[Stated task] Work out the number of lines in the listing that include the string "errcolor". Reply with that number alone.

---

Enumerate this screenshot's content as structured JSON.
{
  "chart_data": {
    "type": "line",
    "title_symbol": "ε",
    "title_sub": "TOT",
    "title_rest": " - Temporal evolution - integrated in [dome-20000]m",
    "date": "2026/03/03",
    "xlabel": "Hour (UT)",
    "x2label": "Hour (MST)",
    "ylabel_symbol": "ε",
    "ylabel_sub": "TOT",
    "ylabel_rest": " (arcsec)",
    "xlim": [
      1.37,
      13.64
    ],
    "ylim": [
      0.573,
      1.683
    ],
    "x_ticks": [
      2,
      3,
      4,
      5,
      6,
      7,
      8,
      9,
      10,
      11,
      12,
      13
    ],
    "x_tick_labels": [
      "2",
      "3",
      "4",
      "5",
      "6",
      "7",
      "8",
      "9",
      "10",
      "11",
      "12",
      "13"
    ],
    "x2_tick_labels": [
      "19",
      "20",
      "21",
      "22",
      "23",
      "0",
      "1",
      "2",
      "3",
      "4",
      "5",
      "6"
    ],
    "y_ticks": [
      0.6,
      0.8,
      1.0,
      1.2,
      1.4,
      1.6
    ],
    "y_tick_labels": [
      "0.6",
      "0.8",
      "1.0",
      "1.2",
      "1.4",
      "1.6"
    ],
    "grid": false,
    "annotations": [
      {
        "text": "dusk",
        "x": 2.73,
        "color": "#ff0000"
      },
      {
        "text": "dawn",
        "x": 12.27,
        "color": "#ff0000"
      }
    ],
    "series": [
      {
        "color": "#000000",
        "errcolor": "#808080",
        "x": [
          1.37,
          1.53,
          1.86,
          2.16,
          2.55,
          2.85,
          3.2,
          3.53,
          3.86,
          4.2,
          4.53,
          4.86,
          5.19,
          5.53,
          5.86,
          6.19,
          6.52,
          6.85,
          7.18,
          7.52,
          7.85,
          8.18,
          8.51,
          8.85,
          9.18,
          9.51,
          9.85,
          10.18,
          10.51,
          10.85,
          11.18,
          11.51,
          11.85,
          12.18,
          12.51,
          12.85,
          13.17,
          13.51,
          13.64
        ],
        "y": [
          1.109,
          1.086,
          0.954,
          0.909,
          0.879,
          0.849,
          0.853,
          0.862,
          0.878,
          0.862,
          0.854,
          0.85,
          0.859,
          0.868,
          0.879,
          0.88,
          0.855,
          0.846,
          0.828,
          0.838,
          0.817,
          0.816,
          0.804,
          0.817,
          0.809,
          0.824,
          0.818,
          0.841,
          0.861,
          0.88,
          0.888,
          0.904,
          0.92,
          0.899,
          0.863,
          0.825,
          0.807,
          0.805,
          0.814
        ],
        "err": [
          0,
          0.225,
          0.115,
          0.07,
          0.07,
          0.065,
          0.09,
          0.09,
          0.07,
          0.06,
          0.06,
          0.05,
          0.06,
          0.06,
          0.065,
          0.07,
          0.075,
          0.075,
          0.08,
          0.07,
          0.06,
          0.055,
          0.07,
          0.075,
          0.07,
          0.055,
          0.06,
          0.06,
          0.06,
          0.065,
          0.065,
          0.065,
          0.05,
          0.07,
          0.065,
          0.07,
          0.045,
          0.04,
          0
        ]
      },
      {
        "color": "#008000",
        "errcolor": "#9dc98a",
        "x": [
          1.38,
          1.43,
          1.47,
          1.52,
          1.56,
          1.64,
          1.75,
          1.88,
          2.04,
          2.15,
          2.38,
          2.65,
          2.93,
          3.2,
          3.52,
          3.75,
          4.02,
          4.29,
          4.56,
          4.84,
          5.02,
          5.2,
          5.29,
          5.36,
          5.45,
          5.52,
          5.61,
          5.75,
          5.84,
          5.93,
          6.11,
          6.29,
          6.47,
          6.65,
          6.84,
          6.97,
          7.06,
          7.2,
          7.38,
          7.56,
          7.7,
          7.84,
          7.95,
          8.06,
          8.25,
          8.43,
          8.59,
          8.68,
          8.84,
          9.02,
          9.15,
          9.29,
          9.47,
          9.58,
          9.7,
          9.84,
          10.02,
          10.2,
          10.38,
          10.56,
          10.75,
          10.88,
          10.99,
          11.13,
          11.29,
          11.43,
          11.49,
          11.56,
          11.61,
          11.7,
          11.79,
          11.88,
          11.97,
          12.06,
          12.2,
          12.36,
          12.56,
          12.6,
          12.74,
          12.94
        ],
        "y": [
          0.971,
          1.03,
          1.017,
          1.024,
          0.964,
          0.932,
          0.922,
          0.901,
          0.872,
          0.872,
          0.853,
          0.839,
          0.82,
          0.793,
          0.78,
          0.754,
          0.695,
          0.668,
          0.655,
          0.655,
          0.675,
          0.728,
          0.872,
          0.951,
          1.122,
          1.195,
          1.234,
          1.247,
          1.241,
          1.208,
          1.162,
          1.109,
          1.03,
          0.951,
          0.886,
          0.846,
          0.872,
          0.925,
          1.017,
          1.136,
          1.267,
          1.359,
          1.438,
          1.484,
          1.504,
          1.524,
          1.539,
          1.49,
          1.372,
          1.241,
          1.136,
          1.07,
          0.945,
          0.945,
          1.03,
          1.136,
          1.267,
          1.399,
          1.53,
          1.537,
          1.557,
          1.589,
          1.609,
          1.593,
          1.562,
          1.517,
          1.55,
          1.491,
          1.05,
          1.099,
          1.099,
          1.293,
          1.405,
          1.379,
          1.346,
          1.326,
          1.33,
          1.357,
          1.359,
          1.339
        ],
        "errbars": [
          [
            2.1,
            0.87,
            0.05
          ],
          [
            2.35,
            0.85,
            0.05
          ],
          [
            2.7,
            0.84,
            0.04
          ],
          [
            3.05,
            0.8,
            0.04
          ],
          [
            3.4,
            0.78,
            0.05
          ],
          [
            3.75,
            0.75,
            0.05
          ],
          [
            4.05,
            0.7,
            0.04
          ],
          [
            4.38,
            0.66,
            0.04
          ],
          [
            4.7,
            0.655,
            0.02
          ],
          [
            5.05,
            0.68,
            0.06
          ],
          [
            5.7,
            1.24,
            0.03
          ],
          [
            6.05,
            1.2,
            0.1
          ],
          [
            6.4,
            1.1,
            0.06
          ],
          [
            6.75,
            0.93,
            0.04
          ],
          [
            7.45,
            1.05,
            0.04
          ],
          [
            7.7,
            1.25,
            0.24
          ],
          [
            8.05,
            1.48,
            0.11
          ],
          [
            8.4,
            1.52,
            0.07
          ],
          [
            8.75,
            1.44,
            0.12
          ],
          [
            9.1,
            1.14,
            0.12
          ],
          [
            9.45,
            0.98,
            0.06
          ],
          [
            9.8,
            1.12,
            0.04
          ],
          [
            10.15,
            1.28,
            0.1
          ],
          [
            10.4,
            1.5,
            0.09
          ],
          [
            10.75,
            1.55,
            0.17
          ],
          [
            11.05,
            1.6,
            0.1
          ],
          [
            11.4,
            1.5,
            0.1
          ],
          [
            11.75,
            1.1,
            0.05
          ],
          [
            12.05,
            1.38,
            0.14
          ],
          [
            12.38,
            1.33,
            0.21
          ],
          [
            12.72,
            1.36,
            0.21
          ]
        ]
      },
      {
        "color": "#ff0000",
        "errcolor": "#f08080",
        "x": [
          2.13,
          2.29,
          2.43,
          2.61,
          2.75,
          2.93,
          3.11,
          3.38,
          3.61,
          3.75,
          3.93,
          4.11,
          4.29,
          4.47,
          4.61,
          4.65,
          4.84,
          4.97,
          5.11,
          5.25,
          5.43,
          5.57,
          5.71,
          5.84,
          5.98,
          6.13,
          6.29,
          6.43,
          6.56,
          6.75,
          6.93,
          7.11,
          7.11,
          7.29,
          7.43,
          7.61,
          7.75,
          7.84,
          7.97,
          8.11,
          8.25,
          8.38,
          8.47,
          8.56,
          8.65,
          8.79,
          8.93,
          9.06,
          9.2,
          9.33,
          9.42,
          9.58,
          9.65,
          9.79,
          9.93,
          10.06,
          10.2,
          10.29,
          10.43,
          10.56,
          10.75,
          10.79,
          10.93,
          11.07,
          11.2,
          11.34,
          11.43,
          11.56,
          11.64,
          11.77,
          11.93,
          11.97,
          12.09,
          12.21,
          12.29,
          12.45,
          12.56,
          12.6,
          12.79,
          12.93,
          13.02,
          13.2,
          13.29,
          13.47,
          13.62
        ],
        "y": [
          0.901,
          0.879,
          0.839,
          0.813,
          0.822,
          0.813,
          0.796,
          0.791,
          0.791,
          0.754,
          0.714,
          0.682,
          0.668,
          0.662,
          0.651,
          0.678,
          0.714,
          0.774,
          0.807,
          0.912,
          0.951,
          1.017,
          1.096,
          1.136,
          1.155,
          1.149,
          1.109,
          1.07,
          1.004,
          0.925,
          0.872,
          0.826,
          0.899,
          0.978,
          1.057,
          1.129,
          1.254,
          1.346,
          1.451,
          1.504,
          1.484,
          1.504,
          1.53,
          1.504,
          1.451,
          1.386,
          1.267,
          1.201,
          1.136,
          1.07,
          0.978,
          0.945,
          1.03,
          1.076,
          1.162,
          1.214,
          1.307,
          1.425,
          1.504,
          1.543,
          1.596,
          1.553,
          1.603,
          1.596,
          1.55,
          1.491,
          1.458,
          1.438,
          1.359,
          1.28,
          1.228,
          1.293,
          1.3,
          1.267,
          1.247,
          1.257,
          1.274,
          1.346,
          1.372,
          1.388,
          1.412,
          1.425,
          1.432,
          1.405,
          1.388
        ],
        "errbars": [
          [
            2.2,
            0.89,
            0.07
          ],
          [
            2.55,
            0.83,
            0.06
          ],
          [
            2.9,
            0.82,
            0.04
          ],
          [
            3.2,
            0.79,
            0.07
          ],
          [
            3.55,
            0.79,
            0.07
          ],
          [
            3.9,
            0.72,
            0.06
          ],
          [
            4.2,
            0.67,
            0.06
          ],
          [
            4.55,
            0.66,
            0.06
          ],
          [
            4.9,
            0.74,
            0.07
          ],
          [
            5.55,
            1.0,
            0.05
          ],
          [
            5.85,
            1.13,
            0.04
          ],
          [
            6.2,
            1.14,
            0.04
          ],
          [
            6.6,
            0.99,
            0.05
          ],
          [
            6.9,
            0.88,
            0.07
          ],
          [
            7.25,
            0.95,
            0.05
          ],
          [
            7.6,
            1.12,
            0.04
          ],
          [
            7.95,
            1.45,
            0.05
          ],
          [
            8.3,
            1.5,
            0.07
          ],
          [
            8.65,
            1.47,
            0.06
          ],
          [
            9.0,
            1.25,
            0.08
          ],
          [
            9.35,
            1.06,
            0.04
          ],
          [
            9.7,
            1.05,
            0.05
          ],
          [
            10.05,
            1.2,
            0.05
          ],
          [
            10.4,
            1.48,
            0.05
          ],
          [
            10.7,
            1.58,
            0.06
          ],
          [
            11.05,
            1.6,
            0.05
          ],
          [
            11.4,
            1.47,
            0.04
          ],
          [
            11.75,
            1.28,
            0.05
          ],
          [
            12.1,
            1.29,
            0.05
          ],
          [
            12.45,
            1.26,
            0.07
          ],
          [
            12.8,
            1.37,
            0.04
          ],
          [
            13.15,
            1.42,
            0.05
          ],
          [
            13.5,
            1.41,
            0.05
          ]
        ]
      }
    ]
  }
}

---

[Output below] 3